**WRITTEN INSTRUCTION**
The entries below should be quoted exactly, with no pictures carried over.

**RECORDS FOR THE EXERCISE**
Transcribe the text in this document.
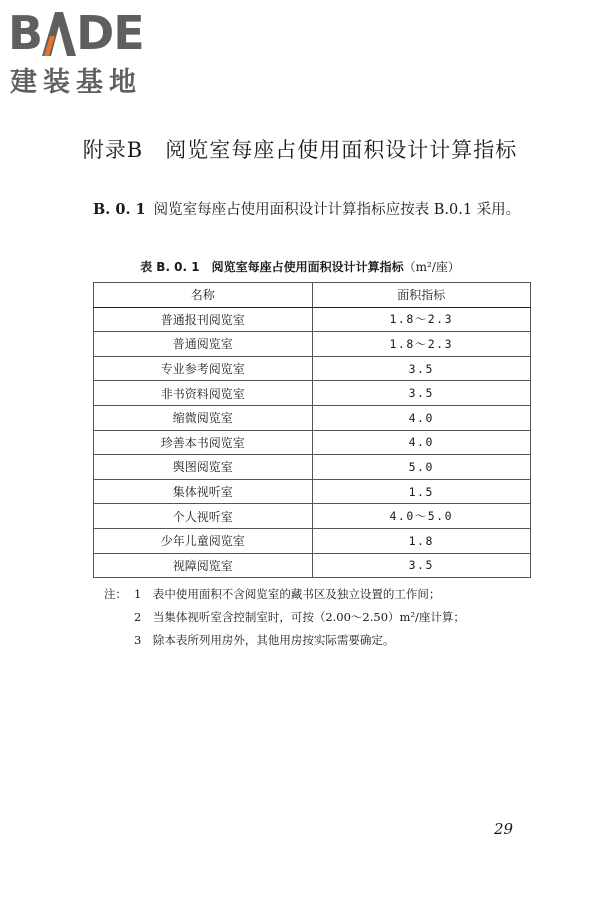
B D E
建装基地
附录B　阅览室每座占使用面积设计计算指标
B. 0. 1 阅览室每座占使用面积设计计算指标应按表 B.0.1 采用。
表 B. 0. 1　阅览室每座占使用面积设计计算指标（m²/座）
名称	面积指标
普通报刊阅览室	1.8～2.3
普通阅览室	1.8～2.3
专业参考阅览室	3.5
非书资料阅览室	3.5
缩微阅览室	4.0
珍善本书阅览室	4.0
舆图阅览室	5.0
集体视听室	1.5
个人视听室	4.0～5.0
少年儿童阅览室	1.8
视障阅览室	3.5
注： 1　 表中使用面积不含阅览室的藏书区及独立设置的工作间；
2　 当集体视听室含控制室时，可按（2.00～2.50）m²/座计算；
3　 除本表所列用房外，其他用房按实际需要确定。
29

**THE OUTPUT**
Transcribe the text in this document.
B D E
建装基地
附录B　阅览室每座占使用面积设计计算指标
B. 0. 1 阅览室每座占使用面积设计计算指标应按表 B.0.1 采用。
表 B. 0. 1　阅览室每座占使用面积设计计算指标（m²/座）
名称	面积指标
普通报刊阅览室	1.8～2.3
普通阅览室	1.8～2.3
专业参考阅览室	3.5
非书资料阅览室	3.5
缩微阅览室	4.0
珍善本书阅览室	4.0
舆图阅览室	5.0
集体视听室	1.5
个人视听室	4.0～5.0
少年儿童阅览室	1.8
视障阅览室	3.5
注： 1　 表中使用面积不含阅览室的藏书区及独立设置的工作间；
2　 当集体视听室含控制室时，可按（2.00～2.50）m²/座计算；
3　 除本表所列用房外，其他用房按实际需要确定。
29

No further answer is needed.